EXERCISE TASK: Check each line of the data below for the word "name", then extract the ones that have it.

++++++++++++++++++++

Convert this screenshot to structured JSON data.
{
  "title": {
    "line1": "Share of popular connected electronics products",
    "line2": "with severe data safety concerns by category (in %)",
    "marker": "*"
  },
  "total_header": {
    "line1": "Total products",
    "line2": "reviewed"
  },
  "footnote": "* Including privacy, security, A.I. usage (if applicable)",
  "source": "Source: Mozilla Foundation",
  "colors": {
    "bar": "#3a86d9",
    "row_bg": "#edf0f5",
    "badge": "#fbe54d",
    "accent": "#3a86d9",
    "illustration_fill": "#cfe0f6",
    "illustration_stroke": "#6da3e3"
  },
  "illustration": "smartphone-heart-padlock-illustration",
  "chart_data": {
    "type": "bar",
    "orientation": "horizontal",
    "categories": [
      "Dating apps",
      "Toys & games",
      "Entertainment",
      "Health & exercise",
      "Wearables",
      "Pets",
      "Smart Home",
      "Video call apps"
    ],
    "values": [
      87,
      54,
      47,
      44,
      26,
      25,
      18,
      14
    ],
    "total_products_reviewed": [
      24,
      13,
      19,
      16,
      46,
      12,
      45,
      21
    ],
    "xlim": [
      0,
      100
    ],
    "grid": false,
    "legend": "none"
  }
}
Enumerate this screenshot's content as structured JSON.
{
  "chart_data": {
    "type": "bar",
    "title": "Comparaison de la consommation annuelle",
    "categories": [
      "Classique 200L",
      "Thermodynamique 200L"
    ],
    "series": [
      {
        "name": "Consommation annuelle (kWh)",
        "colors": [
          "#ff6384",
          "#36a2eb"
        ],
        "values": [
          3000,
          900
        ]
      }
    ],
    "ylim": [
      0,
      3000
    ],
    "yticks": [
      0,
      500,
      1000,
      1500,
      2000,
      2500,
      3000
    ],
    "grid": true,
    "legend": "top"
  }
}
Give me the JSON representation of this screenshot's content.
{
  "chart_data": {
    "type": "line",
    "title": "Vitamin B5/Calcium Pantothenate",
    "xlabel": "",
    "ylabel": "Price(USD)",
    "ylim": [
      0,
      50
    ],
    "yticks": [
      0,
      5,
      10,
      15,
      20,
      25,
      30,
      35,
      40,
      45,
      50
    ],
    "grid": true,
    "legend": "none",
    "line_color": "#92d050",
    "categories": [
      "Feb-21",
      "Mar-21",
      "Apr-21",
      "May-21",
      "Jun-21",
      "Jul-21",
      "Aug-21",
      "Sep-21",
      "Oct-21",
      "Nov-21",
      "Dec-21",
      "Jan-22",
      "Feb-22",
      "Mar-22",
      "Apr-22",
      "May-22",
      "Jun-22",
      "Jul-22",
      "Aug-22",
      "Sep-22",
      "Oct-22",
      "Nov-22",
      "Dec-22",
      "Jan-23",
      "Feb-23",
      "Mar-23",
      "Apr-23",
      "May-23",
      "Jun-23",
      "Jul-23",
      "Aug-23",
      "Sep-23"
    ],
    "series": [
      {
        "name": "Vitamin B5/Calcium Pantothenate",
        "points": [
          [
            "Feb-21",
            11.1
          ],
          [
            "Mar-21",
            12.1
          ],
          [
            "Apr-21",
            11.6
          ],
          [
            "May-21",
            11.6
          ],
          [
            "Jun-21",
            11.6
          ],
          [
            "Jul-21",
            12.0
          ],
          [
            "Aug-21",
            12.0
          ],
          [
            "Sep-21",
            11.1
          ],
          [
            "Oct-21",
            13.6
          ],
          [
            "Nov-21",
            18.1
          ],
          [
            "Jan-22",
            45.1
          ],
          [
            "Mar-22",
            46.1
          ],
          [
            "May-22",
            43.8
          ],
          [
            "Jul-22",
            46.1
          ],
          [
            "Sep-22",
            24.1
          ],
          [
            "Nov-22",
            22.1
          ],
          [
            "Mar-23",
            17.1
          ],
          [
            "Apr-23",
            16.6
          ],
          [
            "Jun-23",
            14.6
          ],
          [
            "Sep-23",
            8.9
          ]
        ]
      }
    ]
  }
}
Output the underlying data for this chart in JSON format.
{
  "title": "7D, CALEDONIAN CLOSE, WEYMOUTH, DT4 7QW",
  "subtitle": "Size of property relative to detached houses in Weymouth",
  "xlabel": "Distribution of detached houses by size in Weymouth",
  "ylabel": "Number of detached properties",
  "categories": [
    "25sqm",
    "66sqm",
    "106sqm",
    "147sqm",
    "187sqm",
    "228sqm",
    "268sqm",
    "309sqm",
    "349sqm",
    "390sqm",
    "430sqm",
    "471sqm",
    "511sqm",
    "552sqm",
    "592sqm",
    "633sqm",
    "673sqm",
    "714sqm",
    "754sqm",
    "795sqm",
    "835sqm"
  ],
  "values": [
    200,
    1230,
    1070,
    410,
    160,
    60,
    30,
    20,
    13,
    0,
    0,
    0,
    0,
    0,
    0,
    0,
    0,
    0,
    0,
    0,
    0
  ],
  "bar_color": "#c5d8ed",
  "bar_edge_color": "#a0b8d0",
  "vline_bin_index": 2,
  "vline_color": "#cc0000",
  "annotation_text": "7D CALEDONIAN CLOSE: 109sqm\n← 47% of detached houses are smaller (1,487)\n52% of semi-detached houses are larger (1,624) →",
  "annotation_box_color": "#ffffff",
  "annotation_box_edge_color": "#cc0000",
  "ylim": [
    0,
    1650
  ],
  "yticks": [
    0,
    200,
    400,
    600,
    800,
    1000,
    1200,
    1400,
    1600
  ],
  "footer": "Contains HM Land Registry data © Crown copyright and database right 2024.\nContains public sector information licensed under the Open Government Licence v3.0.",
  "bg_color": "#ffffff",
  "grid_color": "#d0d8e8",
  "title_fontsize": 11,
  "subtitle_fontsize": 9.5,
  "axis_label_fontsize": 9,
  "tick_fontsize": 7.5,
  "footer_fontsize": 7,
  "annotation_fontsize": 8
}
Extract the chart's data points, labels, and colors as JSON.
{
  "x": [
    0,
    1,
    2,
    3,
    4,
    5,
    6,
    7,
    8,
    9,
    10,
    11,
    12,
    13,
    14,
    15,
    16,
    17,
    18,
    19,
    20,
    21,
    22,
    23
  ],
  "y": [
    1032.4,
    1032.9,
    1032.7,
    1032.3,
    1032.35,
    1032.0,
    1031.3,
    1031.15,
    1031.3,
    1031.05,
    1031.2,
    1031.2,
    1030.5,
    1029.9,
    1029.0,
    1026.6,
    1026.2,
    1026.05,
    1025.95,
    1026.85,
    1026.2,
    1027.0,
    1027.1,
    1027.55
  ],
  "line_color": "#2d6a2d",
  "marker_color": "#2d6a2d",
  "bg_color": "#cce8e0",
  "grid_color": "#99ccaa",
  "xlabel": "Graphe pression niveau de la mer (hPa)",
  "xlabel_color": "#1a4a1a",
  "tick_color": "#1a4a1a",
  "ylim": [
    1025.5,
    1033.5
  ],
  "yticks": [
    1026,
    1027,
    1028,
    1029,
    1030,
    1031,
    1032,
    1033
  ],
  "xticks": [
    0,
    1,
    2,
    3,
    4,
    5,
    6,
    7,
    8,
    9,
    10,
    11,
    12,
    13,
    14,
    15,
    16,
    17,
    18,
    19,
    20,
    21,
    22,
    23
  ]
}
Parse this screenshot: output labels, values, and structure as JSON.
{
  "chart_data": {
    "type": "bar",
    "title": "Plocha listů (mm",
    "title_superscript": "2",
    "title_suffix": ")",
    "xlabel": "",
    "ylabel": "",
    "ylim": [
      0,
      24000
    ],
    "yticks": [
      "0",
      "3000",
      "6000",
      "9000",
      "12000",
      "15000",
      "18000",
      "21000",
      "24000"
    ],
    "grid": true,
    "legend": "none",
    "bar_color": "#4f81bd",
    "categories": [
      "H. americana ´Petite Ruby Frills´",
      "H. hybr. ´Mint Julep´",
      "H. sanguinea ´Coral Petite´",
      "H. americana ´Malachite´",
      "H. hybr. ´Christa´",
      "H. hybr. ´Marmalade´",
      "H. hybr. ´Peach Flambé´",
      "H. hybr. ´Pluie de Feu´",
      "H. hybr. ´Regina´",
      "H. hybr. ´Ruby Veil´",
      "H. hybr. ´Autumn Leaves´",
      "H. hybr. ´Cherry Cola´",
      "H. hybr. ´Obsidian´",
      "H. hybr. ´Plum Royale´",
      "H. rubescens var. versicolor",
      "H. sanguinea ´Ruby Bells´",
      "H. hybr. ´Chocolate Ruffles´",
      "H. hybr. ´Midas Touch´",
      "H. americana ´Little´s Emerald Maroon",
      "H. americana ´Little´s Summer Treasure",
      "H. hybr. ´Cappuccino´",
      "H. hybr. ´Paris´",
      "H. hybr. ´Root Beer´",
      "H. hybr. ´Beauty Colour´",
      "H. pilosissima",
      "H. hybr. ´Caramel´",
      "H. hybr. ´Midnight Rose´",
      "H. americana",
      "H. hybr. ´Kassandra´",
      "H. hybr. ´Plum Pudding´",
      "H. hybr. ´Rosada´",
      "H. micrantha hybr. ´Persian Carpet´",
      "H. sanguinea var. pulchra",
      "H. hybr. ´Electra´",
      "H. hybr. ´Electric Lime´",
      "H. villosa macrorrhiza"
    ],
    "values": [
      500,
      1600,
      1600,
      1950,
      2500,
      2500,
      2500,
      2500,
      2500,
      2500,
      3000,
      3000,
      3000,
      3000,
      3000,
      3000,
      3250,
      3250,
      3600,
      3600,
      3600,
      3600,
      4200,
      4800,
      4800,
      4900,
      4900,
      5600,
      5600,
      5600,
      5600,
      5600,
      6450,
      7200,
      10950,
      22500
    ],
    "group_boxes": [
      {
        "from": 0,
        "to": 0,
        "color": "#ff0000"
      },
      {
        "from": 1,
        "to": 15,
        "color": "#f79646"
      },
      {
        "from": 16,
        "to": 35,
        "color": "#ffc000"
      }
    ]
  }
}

++++++++++++++++++++

THE RESPONSE:
        "name": "Consommation annuelle (kWh)",
        "name": "Vitamin B5/Calcium Pantothenate",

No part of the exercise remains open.